> **To do**: Check each line of the records below for the word "JSON" and copy those where it appears.

> **Supplied material**:
================================

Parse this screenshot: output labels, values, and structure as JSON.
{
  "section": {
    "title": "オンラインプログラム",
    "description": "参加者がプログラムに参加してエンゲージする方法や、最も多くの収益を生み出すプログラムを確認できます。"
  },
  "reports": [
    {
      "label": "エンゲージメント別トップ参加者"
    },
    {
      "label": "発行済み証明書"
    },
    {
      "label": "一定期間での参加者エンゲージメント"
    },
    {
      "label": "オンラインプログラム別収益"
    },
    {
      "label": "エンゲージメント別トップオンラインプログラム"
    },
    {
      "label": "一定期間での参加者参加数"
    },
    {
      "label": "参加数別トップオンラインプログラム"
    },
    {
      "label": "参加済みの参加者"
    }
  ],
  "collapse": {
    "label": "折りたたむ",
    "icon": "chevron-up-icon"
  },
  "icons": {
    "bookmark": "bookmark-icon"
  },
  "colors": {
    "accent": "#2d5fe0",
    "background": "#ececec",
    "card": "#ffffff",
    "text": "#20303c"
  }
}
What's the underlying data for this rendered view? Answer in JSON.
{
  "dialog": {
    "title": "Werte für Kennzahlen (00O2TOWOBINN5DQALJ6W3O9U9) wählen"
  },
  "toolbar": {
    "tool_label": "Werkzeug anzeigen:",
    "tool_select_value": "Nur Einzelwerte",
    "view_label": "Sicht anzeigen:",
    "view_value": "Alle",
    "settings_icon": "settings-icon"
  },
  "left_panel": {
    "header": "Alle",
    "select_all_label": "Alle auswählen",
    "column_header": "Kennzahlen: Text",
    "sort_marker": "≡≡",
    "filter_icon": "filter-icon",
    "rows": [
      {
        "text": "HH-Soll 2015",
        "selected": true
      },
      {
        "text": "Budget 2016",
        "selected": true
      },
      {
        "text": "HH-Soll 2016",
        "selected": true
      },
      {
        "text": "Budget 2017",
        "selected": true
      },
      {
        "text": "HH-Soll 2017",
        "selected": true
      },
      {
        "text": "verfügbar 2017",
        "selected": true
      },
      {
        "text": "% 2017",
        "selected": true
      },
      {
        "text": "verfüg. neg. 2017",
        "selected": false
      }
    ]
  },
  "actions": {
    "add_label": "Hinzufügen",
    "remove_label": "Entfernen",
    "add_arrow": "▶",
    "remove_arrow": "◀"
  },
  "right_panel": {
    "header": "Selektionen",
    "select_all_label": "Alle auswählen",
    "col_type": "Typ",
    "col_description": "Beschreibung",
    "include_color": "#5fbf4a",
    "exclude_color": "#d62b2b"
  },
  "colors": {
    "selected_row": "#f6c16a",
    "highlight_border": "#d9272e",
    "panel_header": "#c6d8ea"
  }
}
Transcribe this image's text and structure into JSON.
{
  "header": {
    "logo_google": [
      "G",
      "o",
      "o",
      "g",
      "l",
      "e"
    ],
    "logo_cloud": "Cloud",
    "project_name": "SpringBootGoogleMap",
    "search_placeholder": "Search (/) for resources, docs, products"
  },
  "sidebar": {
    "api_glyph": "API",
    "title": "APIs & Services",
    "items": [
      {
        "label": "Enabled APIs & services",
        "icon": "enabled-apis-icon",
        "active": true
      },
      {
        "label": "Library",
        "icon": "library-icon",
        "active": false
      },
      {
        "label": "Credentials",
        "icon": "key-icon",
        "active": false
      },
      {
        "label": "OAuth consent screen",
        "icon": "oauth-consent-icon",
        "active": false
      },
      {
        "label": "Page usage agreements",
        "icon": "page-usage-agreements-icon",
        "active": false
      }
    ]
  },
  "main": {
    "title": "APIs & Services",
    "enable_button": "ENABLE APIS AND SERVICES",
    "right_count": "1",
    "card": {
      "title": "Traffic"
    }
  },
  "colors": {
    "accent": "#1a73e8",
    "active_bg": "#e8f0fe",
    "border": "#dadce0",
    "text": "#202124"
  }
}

================================

> **Answer for the task**:
Parse this screenshot: output labels, values, and structure as JSON.
What's the underlying data for this rendered view? Answer in JSON.
Transcribe this image's text and structure into JSON.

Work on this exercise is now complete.